EXERCISE DATA:

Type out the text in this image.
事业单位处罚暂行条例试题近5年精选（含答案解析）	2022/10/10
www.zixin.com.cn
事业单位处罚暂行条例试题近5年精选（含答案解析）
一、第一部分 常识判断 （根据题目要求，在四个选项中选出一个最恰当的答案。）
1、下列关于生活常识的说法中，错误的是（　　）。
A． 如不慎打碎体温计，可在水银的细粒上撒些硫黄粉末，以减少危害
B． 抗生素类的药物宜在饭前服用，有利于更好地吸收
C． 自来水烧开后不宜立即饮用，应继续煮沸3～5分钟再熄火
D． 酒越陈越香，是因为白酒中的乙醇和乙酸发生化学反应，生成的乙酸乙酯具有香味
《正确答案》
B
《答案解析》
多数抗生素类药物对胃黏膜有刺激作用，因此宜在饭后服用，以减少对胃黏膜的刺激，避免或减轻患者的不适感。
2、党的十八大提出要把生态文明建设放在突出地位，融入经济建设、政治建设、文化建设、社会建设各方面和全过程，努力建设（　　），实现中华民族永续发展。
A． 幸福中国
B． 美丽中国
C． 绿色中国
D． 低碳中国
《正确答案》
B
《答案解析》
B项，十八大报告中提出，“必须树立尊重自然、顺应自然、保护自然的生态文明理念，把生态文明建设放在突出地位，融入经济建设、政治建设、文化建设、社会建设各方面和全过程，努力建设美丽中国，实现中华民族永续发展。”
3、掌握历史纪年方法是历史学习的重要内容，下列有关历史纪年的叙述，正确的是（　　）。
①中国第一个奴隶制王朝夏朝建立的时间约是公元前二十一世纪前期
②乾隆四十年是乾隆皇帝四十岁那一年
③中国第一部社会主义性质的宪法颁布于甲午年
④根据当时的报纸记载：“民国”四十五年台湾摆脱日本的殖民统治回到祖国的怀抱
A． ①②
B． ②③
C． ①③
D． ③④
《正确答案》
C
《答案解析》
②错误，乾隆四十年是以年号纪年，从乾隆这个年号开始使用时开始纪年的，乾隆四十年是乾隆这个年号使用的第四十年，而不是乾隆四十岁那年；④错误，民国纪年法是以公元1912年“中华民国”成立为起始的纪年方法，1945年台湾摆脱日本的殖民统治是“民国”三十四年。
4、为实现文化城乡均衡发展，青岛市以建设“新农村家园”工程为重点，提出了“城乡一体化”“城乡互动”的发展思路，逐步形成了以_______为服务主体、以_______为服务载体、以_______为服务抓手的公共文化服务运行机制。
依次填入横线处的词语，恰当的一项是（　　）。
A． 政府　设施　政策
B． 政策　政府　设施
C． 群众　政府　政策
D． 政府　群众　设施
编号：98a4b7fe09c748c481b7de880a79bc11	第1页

DIRECTIONS: Write out all of the records above exactly as they appear.

FINISHED TASK:
Type out the text in this image.
事业单位处罚暂行条例试题近5年精选（含答案解析）	2022/10/10
www.zixin.com.cn
事业单位处罚暂行条例试题近5年精选（含答案解析）
一、第一部分 常识判断 （根据题目要求，在四个选项中选出一个最恰当的答案。）
1、下列关于生活常识的说法中，错误的是（　　）。
A． 如不慎打碎体温计，可在水银的细粒上撒些硫黄粉末，以减少危害
B． 抗生素类的药物宜在饭前服用，有利于更好地吸收
C． 自来水烧开后不宜立即饮用，应继续煮沸3～5分钟再熄火
D． 酒越陈越香，是因为白酒中的乙醇和乙酸发生化学反应，生成的乙酸乙酯具有香味
《正确答案》
B
《答案解析》
多数抗生素类药物对胃黏膜有刺激作用，因此宜在饭后服用，以减少对胃黏膜的刺激，避免或减轻患者的不适感。
2、党的十八大提出要把生态文明建设放在突出地位，融入经济建设、政治建设、文化建设、社会建设各方面和全过程，努力建设（　　），实现中华民族永续发展。
A． 幸福中国
B． 美丽中国
C． 绿色中国
D． 低碳中国
《正确答案》
B
《答案解析》
B项，十八大报告中提出，“必须树立尊重自然、顺应自然、保护自然的生态文明理念，把生态文明建设放在突出地位，融入经济建设、政治建设、文化建设、社会建设各方面和全过程，努力建设美丽中国，实现中华民族永续发展。”
3、掌握历史纪年方法是历史学习的重要内容，下列有关历史纪年的叙述，正确的是（　　）。
①中国第一个奴隶制王朝夏朝建立的时间约是公元前二十一世纪前期
②乾隆四十年是乾隆皇帝四十岁那一年
③中国第一部社会主义性质的宪法颁布于甲午年
④根据当时的报纸记载：“民国”四十五年台湾摆脱日本的殖民统治回到祖国的怀抱
A． ①②
B． ②③
C． ①③
D． ③④
《正确答案》
C
《答案解析》
②错误，乾隆四十年是以年号纪年，从乾隆这个年号开始使用时开始纪年的，乾隆四十年是乾隆这个年号使用的第四十年，而不是乾隆四十岁那年；④错误，民国纪年法是以公元1912年“中华民国”成立为起始的纪年方法，1945年台湾摆脱日本的殖民统治是“民国”三十四年。
4、为实现文化城乡均衡发展，青岛市以建设“新农村家园”工程为重点，提出了“城乡一体化”“城乡互动”的发展思路，逐步形成了以_______为服务主体、以_______为服务载体、以_______为服务抓手的公共文化服务运行机制。
依次填入横线处的词语，恰当的一项是（　　）。
A． 政府　设施　政策
B． 政策　政府　设施
C． 群众　政府　政策
D． 政府　群众　设施
编号：98a4b7fe09c748c481b7de880a79bc11	第1页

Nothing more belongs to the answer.